Reproduce part of the article on Pope Francis and climate change word for word, beginning at the words that contain "Christianity and Climate" and stopping after "in Glasgow, Scotland.".

• PASSAGE TO READ:
● ● ● ● ●
Christianity and Climate Change: Left-wing Discourse through a Christian Lens


Last Saturday from Rome, Pope Francis addressed lawmakers from around the globe, with a message of unity. Francis urged that political figures may overcome what he called “the narrow confines” of partisan politics, and present a united front in discourse and action to fight climate change. His Holiness gave this address for a preparatory meeting before the U.N’s annual climate conference this year occurring on October 31 in Glasgow, Scotland.

Francis, along with other religious leaders, signed a joint appeal just this week, calling for national governments to work in unison to combat the challenges and consequences of climate change. The appeal asks that governments form ambitious goals at the U.N conference, committing to them with assurances of international cooperation to seize what experts consider to be “a critical opportunity” to tackle global warming.
● ● ● ● ●
Items listed in a dataset:

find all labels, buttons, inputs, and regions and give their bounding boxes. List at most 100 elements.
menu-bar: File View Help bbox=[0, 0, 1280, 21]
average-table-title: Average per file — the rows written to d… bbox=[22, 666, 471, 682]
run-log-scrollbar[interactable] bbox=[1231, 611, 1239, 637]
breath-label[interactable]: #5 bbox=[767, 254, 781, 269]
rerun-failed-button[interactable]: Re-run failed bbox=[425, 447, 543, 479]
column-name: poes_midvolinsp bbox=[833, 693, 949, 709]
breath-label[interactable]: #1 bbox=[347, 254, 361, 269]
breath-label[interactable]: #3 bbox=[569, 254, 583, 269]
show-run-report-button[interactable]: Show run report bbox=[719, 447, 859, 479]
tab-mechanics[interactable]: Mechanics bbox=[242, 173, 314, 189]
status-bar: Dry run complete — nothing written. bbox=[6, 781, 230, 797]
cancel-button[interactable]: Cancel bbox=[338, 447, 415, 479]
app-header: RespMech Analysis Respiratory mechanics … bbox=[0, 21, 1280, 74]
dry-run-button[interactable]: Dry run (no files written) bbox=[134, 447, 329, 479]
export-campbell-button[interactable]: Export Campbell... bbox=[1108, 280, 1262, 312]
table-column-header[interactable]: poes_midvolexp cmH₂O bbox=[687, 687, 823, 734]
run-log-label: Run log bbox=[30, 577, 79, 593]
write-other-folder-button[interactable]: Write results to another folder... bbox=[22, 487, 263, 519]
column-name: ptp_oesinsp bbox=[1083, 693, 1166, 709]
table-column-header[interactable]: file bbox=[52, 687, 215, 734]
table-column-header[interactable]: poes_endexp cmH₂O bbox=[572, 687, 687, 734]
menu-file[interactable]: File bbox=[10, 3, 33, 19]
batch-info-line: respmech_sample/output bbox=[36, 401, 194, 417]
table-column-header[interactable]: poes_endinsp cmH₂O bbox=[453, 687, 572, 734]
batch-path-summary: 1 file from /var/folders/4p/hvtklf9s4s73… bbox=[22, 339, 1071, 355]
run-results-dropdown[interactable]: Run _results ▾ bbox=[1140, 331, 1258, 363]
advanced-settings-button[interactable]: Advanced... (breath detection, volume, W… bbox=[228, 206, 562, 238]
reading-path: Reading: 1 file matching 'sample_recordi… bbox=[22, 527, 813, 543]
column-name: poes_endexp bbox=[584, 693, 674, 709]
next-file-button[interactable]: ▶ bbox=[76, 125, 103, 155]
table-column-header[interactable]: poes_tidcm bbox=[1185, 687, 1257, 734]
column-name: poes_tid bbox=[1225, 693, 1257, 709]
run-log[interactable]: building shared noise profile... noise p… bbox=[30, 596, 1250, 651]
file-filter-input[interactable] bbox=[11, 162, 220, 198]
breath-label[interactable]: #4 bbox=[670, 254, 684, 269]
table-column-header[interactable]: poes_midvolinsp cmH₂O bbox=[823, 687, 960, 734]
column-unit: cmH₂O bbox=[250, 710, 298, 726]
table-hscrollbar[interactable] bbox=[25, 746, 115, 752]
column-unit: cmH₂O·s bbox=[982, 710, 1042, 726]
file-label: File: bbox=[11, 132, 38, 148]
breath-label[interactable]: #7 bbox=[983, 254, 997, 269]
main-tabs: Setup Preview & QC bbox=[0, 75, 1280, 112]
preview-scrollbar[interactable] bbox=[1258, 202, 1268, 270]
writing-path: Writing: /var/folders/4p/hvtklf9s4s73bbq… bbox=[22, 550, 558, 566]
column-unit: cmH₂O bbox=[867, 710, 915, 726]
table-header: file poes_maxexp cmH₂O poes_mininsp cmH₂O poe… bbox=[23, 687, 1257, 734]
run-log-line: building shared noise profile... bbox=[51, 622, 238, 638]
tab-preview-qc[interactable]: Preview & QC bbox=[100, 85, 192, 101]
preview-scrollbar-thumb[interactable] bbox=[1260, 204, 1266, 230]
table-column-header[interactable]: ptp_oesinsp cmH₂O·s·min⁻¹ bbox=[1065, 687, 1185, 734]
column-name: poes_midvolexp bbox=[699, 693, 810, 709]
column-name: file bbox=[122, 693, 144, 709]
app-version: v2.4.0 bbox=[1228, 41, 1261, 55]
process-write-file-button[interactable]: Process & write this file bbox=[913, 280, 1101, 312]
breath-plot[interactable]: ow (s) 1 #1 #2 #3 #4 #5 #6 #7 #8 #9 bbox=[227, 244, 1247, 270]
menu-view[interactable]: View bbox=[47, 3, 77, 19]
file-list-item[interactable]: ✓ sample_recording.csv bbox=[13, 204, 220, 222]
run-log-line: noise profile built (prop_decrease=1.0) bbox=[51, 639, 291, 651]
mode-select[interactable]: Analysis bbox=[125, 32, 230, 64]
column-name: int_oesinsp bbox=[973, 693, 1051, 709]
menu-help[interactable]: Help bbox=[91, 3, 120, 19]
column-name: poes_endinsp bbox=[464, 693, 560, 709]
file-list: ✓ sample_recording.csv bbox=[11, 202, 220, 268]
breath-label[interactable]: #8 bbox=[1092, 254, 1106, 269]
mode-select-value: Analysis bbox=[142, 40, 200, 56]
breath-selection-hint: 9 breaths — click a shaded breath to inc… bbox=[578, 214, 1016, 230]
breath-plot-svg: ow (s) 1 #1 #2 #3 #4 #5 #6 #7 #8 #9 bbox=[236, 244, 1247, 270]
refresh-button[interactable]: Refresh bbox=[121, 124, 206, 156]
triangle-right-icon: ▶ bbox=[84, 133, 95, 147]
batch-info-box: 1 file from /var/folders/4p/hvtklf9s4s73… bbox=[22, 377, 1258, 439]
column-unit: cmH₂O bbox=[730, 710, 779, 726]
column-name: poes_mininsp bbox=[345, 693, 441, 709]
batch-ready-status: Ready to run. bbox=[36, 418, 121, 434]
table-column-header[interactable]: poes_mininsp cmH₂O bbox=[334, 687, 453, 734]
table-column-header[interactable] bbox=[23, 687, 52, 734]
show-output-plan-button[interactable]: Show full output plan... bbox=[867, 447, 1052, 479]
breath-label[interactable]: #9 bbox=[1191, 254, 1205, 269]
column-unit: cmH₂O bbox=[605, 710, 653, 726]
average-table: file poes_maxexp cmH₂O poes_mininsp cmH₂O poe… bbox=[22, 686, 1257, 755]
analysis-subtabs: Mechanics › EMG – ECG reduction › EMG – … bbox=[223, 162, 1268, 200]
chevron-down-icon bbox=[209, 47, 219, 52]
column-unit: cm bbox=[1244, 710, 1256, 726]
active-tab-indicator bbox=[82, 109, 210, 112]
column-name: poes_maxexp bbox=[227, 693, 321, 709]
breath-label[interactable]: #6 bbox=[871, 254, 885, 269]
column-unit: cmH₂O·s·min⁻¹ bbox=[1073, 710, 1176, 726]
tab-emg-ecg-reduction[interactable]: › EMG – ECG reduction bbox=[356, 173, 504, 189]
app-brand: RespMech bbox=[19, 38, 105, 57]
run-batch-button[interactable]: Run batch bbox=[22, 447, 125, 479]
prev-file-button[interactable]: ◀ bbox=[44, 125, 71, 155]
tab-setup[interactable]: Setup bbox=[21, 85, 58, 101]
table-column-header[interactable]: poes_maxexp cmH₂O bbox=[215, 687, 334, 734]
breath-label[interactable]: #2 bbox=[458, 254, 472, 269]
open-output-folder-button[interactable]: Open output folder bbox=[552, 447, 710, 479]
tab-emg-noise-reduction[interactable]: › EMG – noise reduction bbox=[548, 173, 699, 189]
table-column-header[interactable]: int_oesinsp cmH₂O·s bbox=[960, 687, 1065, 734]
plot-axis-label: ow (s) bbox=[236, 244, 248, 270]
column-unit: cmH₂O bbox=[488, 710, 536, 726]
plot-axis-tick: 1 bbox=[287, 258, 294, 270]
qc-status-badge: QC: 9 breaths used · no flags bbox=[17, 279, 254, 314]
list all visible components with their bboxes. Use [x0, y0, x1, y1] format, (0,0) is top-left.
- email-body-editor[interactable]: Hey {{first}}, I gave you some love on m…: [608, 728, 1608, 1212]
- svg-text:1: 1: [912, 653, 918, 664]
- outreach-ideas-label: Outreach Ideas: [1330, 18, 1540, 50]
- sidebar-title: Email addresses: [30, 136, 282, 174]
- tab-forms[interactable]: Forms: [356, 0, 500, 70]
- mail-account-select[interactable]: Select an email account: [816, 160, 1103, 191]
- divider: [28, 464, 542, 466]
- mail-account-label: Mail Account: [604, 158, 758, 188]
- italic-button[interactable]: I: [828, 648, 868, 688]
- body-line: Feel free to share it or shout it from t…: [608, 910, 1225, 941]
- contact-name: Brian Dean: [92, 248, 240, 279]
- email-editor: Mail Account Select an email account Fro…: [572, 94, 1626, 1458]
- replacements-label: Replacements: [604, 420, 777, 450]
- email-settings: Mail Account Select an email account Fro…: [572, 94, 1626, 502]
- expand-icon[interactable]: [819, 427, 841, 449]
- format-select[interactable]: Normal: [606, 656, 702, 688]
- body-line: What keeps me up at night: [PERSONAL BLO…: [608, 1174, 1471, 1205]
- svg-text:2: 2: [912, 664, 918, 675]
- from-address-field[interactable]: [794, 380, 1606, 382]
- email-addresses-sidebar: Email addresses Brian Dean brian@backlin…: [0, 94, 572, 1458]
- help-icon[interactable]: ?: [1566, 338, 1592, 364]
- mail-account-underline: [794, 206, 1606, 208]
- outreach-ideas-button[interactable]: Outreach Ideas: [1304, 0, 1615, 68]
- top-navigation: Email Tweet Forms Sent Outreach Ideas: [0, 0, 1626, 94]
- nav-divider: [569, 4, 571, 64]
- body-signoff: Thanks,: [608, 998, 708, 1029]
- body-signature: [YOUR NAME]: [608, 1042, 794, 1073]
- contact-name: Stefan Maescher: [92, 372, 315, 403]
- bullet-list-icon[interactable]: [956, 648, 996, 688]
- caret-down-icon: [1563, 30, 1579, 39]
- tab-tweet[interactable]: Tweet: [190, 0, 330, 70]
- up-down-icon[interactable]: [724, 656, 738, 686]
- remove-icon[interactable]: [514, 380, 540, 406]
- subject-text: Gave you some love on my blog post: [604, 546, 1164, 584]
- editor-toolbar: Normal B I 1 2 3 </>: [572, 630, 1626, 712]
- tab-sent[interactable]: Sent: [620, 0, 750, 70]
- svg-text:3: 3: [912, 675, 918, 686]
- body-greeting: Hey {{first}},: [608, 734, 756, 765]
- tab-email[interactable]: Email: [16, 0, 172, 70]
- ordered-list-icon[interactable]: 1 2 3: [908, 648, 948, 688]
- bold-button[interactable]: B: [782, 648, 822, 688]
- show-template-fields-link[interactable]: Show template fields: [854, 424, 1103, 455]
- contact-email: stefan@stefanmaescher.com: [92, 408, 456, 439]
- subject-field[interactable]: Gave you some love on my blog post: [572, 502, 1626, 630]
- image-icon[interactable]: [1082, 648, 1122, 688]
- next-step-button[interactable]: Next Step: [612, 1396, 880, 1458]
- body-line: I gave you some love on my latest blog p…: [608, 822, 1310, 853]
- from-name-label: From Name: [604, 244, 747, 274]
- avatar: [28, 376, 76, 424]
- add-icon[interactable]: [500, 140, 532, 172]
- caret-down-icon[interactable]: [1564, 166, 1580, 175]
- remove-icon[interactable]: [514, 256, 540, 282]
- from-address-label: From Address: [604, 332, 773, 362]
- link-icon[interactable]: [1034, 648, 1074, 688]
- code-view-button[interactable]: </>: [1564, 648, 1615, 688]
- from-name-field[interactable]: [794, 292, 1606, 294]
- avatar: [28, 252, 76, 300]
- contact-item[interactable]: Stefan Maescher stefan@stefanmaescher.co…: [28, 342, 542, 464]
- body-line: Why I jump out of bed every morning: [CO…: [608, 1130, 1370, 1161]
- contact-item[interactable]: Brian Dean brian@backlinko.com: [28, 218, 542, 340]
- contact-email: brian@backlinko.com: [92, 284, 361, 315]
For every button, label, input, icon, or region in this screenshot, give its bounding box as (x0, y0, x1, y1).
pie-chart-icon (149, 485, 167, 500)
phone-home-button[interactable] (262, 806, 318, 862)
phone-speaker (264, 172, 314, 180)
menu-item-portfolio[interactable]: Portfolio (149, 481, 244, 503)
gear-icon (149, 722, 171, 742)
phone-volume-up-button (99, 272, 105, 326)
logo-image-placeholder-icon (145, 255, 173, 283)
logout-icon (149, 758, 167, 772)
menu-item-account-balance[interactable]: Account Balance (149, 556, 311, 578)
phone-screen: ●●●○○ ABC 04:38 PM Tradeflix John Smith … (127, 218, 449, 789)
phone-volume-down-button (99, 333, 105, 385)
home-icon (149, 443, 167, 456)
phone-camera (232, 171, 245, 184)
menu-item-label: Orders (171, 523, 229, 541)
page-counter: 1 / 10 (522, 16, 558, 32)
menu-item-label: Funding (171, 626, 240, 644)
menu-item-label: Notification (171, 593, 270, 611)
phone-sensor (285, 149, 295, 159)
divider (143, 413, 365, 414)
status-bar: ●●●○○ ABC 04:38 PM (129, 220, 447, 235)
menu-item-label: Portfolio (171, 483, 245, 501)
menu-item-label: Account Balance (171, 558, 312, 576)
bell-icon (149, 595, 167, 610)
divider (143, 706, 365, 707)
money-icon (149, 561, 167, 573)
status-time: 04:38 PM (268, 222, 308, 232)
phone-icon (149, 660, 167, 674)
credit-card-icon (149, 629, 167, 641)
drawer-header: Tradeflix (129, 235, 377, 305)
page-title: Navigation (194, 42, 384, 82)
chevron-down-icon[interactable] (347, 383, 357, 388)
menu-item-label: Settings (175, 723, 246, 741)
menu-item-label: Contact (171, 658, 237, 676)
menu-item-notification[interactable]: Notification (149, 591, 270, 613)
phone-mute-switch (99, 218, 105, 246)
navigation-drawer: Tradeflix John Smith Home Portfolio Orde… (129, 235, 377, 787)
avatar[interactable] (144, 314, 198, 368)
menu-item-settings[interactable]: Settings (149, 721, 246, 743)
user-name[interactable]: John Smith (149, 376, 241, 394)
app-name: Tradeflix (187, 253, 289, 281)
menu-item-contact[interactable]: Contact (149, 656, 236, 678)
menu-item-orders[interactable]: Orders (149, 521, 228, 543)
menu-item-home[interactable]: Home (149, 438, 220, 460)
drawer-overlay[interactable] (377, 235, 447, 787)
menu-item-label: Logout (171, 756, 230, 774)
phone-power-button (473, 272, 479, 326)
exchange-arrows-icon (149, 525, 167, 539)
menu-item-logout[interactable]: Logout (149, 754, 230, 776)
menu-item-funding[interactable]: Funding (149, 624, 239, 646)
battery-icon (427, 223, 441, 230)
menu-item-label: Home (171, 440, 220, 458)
● ● ● ● ●
• SOLUTION TO THE PROBLEM:
Christianity and Climate Change: Left-wing Discourse through a Christian Lens


Last Saturday from Rome, Pope Francis addressed lawmakers from around the globe, with a message of unity. Francis urged that political figures may overcome what he called “the narrow confines” of partisan politics, and present a united front in discourse and action to fight climate change. His Holiness gave this address for a preparatory meeting before the U.N’s annual climate conference this year occurring on October 31 in Glasgow, Scotland.